#### MATERIAL TO PROCESS ####
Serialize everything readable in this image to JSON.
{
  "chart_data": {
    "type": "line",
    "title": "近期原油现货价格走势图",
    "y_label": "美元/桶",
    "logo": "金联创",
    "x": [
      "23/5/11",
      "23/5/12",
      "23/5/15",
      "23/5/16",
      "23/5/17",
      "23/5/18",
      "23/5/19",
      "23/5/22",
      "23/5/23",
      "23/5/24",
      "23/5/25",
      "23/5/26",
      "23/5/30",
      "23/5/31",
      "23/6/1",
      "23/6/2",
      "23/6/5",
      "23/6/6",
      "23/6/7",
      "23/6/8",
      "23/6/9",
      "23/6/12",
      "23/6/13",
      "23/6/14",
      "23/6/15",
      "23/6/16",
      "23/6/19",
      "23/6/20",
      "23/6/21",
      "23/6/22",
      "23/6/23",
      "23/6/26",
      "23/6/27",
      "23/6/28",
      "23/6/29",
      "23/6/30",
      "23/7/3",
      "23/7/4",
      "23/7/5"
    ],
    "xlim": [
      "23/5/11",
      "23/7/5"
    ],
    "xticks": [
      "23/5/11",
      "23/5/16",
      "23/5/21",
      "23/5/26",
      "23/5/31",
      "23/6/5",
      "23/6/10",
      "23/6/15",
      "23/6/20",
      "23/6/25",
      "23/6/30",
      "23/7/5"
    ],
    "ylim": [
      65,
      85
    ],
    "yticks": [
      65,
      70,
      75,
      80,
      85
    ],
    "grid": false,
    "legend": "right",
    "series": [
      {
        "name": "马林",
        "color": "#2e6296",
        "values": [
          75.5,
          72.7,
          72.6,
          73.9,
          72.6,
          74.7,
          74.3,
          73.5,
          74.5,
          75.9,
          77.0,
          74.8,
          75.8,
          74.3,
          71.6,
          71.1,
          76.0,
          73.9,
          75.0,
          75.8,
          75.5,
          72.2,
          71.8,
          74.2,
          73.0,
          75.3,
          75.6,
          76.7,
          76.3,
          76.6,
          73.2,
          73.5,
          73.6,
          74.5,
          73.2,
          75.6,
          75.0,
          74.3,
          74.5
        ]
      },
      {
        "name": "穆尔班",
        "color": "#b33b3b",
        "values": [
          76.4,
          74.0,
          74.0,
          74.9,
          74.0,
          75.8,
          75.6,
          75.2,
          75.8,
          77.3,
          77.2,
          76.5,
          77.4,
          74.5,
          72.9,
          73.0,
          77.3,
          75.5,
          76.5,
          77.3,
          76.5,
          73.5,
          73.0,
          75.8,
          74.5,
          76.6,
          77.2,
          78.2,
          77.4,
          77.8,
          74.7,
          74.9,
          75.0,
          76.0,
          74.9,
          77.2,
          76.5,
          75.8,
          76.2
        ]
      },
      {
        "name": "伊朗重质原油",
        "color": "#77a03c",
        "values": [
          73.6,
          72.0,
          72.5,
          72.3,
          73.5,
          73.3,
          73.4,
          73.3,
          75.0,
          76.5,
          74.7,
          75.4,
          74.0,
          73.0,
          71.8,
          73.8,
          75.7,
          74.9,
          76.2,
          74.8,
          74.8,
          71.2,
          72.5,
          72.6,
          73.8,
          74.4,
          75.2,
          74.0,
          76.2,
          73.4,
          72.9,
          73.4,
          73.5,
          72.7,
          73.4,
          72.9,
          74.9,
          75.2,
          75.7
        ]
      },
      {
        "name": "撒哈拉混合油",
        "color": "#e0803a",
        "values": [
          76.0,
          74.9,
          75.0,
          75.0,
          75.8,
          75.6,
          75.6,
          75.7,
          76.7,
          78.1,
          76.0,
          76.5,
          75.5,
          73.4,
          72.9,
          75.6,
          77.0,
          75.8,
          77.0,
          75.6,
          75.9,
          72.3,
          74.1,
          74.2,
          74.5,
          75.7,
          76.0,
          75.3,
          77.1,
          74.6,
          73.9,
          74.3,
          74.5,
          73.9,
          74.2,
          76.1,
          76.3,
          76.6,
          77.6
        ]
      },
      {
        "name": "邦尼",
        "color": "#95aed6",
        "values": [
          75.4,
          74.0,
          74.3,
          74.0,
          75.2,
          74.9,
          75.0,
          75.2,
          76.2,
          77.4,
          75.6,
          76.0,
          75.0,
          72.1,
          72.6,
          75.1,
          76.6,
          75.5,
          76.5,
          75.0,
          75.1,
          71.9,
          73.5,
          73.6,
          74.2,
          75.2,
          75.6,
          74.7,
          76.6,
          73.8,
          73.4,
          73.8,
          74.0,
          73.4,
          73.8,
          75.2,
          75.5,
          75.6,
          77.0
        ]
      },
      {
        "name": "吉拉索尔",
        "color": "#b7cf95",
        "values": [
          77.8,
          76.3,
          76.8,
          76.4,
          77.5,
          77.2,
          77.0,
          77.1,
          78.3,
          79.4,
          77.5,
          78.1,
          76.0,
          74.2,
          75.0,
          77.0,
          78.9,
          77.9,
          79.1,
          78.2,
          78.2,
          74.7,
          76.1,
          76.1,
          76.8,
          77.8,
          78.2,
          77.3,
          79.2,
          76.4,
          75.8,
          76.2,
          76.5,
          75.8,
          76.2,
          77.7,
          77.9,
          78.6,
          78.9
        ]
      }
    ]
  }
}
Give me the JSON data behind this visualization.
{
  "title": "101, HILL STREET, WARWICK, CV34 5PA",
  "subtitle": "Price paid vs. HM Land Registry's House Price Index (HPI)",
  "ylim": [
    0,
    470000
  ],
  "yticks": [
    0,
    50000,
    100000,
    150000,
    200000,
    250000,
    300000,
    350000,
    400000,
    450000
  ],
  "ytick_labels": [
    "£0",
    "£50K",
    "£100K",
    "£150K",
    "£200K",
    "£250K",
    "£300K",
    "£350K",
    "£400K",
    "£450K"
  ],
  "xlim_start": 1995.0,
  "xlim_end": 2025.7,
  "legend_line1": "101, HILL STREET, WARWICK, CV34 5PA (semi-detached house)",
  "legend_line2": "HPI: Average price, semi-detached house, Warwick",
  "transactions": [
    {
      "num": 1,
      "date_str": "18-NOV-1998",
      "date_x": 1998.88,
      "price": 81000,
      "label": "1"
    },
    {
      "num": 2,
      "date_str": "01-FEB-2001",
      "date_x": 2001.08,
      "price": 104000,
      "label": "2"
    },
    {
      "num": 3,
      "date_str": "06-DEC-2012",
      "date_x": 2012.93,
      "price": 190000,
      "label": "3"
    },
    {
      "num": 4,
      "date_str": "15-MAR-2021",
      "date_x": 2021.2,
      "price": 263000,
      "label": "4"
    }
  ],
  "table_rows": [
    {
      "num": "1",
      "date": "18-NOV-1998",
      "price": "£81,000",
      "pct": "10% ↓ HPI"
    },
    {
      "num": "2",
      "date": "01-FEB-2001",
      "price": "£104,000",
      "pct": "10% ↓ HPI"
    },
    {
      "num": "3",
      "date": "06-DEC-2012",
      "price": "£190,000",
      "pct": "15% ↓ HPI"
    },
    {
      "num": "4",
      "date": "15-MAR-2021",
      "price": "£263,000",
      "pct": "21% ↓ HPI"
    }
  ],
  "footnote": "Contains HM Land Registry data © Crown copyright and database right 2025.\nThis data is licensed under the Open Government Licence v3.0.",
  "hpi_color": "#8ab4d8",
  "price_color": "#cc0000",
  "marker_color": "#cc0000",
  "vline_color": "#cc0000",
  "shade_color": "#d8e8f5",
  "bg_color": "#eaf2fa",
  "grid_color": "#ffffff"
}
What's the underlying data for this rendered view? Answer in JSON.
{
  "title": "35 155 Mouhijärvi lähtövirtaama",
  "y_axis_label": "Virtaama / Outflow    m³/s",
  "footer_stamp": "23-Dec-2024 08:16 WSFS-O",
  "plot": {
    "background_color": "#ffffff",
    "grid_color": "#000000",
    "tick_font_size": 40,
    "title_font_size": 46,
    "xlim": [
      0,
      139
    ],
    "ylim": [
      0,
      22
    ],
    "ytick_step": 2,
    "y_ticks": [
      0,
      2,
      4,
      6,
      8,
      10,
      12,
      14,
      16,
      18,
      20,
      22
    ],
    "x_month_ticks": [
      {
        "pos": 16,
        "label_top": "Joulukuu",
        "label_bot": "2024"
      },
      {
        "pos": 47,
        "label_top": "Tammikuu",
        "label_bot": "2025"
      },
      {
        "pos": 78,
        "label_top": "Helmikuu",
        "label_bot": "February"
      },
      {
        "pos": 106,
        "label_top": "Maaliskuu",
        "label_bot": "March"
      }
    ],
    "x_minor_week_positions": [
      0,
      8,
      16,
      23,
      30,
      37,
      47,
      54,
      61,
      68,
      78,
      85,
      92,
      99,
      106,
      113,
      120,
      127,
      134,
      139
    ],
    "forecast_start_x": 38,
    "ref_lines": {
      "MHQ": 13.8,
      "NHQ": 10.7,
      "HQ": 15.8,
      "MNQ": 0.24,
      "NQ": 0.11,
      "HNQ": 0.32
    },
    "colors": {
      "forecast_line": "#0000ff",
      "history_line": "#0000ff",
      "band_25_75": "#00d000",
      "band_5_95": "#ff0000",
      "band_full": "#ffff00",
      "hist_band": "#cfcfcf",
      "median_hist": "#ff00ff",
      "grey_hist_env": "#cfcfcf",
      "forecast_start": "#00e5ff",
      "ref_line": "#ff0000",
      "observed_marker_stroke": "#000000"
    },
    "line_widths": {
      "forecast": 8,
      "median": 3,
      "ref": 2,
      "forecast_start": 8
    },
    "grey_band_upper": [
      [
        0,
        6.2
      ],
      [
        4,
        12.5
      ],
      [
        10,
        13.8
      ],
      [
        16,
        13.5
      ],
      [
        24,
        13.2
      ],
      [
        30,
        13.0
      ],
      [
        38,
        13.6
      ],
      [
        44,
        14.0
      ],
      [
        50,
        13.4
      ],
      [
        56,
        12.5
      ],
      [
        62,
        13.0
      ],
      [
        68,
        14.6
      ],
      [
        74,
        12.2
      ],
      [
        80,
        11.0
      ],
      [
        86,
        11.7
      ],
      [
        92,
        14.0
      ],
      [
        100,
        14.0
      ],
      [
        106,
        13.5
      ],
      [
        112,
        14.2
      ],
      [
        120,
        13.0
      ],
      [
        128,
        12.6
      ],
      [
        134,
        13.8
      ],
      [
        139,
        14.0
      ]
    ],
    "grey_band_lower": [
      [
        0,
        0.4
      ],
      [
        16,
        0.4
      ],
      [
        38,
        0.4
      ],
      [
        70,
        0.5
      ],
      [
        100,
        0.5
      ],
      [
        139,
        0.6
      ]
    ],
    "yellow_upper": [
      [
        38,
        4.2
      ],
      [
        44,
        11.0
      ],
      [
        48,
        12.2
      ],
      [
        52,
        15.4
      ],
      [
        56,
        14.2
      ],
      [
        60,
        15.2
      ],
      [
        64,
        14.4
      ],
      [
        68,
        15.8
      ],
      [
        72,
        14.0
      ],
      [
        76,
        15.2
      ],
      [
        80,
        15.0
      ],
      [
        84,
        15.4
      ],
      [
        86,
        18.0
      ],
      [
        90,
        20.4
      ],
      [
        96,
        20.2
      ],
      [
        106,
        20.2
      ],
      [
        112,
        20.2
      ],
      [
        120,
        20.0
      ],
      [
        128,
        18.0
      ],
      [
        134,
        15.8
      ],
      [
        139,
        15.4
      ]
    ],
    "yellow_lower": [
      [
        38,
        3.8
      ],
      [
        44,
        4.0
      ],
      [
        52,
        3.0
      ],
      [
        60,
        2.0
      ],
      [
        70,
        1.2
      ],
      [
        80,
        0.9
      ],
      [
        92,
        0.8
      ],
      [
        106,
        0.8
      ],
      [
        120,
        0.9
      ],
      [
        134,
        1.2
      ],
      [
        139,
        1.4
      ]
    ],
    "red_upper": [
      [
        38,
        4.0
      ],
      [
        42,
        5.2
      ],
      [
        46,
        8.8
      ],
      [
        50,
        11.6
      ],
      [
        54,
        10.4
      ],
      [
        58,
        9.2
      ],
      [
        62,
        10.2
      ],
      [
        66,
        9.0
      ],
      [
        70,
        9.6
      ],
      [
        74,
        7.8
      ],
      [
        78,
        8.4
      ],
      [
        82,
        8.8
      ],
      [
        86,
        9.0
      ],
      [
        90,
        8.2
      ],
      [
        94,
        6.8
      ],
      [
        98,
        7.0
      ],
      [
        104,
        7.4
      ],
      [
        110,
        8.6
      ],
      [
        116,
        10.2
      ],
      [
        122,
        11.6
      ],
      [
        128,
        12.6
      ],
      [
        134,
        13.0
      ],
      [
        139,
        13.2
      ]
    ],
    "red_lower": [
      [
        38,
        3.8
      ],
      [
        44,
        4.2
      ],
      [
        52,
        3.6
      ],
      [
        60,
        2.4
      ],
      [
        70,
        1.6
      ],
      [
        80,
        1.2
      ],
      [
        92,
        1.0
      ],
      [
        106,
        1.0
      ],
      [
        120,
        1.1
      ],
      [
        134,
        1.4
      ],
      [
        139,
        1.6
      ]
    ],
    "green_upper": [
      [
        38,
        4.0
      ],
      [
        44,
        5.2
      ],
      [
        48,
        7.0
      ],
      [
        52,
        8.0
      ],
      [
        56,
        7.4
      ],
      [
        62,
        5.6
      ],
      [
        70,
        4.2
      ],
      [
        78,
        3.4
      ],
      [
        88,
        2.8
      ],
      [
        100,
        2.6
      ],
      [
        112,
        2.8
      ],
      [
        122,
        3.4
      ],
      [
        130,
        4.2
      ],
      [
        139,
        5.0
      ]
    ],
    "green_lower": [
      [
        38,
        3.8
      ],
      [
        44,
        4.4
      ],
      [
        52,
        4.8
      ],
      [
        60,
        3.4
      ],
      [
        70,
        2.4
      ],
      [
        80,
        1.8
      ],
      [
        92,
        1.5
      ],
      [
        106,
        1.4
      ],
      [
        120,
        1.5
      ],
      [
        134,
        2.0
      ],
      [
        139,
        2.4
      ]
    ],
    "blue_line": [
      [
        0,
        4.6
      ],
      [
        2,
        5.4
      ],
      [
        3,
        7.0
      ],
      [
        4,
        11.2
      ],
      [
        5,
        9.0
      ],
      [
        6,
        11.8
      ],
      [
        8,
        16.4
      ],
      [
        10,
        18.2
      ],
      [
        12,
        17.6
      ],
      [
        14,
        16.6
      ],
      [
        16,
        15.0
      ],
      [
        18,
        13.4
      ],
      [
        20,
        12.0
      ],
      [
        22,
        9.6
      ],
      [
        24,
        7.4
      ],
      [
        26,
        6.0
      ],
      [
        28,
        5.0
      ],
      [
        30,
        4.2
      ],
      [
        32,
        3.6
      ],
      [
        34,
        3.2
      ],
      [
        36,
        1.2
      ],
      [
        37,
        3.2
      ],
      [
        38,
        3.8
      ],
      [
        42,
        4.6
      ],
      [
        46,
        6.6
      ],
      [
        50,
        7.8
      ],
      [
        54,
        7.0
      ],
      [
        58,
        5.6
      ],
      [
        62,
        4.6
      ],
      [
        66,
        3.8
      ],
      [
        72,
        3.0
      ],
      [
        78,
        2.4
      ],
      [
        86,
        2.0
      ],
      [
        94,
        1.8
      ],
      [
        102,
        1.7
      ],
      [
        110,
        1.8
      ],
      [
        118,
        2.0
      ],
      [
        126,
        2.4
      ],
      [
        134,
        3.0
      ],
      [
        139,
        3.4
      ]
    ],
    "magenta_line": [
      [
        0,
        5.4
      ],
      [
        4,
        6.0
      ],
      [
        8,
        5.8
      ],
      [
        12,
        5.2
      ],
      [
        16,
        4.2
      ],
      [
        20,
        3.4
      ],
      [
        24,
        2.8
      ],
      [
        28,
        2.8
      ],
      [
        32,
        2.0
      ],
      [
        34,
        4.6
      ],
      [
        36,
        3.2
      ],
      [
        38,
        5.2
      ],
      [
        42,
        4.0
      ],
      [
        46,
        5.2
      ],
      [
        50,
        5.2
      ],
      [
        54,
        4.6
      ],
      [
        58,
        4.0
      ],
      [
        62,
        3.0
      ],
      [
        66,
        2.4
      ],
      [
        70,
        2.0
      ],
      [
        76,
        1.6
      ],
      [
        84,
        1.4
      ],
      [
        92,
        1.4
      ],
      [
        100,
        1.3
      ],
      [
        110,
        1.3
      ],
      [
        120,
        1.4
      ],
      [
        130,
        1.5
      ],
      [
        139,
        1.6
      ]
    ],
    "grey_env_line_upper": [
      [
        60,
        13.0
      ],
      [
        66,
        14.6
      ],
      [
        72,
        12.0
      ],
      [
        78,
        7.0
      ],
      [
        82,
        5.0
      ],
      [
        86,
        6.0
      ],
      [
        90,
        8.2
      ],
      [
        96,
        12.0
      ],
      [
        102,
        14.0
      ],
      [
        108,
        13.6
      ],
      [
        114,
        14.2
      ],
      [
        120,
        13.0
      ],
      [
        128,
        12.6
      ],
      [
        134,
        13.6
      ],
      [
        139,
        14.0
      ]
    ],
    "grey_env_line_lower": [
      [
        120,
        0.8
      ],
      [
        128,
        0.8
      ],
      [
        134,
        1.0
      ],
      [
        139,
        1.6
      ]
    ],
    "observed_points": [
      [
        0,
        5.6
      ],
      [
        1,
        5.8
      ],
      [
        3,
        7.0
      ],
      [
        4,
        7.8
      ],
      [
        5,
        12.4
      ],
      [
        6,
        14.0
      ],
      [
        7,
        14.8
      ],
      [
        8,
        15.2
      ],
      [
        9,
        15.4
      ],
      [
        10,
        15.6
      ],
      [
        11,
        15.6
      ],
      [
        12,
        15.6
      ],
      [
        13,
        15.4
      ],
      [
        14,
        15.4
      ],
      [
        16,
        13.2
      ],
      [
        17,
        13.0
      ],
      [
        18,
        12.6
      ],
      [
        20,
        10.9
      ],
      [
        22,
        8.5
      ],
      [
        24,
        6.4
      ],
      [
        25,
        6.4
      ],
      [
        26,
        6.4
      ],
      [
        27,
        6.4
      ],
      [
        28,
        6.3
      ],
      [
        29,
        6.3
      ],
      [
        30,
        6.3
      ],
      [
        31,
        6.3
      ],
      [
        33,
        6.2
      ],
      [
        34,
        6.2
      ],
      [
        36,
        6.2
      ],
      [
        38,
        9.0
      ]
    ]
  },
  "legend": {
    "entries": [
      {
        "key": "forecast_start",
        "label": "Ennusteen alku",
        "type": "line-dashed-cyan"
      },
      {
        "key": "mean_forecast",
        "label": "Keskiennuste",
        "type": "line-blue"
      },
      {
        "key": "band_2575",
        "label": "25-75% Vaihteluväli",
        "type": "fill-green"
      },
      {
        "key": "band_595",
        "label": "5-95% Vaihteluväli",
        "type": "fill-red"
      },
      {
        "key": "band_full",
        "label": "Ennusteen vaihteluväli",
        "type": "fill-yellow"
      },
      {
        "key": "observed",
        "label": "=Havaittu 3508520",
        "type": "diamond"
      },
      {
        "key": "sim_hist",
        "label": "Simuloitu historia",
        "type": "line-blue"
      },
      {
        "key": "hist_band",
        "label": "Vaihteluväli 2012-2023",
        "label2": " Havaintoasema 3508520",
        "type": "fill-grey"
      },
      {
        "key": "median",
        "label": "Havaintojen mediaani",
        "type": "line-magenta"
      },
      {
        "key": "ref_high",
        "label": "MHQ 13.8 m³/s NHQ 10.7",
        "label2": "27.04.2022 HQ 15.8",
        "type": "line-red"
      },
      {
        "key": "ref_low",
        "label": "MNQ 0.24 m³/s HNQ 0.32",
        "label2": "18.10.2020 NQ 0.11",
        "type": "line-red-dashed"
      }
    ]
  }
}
####
§ EXERCISE
Go through the entries above and pull out each line with "Ennusteen" in it.

§ RESPONSE FOR THIS EXERCISE
        "label": "Ennusteen alku",
        "label": "Ennusteen vaihteluväli",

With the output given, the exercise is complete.